**Collection entries**
========================================
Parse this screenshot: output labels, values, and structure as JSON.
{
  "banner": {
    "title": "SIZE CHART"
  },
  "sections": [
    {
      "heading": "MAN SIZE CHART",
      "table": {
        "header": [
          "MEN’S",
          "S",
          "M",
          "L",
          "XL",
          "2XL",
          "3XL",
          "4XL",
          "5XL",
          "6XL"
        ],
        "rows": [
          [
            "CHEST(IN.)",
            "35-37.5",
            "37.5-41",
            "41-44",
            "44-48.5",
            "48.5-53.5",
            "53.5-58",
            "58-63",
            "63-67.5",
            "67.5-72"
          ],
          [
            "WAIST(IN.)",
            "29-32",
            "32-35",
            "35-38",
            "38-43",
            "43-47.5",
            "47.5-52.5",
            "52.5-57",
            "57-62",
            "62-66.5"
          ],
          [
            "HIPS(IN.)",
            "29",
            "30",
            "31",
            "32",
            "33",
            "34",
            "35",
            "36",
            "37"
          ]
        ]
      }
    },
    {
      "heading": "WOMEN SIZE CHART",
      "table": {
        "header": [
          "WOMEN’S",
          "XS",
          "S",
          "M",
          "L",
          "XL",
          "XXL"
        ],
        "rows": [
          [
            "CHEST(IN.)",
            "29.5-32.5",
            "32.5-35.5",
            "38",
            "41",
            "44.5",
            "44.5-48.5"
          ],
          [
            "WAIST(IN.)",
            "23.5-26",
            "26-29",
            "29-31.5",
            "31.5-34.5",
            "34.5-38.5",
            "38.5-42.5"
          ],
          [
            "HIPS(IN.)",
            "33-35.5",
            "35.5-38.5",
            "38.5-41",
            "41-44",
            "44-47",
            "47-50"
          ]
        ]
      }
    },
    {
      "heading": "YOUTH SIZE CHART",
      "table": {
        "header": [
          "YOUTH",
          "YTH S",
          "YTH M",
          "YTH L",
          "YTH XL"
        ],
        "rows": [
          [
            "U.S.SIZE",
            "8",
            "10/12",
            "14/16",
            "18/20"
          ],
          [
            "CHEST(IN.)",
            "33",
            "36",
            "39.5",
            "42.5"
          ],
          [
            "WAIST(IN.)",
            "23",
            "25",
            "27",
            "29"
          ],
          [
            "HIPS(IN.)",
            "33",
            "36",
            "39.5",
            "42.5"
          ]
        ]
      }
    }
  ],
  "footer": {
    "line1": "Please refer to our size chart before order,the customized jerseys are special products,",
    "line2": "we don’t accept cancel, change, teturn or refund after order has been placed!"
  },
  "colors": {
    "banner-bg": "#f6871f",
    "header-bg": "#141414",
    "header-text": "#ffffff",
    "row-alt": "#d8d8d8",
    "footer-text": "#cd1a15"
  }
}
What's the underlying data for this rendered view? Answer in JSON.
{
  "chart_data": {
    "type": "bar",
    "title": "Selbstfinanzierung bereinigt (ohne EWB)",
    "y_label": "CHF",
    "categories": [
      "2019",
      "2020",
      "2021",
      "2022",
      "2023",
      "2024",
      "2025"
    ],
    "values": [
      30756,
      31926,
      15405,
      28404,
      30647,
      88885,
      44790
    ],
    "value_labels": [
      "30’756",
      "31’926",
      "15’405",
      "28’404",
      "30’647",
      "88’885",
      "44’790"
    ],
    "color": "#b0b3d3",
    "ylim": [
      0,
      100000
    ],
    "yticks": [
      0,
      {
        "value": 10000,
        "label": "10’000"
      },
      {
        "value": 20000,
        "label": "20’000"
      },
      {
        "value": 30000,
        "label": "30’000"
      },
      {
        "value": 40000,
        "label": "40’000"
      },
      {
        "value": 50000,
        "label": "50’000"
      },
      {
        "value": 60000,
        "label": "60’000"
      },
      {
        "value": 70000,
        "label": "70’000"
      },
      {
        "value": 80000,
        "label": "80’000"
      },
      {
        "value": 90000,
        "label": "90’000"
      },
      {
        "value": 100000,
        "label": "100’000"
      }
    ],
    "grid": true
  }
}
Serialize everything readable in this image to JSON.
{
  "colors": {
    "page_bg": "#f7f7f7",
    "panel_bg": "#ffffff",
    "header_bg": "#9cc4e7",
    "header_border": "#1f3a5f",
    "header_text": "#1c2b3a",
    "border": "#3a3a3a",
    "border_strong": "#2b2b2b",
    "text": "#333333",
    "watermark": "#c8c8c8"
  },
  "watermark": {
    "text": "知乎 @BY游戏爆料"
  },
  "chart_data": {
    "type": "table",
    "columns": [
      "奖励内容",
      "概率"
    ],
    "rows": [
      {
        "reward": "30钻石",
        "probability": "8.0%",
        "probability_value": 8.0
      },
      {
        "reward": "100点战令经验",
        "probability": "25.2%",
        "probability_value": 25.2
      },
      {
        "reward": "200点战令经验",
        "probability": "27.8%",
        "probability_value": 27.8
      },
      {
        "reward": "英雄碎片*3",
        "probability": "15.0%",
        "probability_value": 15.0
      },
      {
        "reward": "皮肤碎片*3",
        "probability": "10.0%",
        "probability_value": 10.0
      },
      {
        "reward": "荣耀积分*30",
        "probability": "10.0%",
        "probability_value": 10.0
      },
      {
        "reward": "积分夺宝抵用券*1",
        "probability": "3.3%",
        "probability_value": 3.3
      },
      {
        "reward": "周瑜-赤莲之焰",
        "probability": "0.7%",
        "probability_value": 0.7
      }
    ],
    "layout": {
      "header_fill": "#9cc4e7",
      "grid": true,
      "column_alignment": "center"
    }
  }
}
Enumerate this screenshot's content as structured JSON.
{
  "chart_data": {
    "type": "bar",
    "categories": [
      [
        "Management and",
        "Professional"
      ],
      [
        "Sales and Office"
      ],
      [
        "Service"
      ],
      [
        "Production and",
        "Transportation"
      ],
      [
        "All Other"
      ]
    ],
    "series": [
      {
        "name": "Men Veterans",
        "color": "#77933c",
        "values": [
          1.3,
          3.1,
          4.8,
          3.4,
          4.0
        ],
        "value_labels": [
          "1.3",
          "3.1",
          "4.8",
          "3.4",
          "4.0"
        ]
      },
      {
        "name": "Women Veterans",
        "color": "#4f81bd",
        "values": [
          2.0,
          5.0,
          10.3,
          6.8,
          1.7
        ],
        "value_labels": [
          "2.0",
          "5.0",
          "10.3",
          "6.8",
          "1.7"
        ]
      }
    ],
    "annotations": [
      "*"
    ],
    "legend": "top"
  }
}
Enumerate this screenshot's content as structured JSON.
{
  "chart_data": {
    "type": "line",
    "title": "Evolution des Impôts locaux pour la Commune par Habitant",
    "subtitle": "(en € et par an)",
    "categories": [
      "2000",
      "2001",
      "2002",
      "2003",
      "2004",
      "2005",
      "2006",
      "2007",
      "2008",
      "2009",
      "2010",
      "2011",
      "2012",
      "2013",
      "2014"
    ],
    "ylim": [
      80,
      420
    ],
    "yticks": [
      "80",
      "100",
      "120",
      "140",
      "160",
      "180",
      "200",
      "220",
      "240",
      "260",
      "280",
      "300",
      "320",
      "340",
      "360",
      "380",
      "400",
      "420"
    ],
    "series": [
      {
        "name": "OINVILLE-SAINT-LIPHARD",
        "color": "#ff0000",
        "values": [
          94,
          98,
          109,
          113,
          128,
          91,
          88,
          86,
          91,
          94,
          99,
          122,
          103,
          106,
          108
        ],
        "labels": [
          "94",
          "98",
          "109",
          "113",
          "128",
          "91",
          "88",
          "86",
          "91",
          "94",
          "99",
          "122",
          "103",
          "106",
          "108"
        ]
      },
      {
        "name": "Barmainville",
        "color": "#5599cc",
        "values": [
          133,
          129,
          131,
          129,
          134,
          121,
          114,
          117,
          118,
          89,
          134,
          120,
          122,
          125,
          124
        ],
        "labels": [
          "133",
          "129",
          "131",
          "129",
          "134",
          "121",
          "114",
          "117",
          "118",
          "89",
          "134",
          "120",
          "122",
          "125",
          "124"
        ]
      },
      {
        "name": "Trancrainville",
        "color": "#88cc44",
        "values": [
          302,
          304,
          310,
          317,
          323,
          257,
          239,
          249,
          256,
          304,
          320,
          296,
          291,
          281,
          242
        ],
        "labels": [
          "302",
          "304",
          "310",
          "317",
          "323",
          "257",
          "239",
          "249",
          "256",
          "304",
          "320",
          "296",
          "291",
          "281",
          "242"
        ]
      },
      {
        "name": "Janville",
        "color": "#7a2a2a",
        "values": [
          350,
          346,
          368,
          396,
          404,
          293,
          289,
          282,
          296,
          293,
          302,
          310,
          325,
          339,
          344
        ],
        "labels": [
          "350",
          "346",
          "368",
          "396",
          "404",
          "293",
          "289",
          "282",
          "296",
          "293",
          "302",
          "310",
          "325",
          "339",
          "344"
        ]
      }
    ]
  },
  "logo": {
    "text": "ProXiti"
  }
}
========================================
**Stated problem**
Please list every line of the records that contains "Veterans".

**Output of the task**
        "name": "Men Veterans",
        "name": "Women Veterans",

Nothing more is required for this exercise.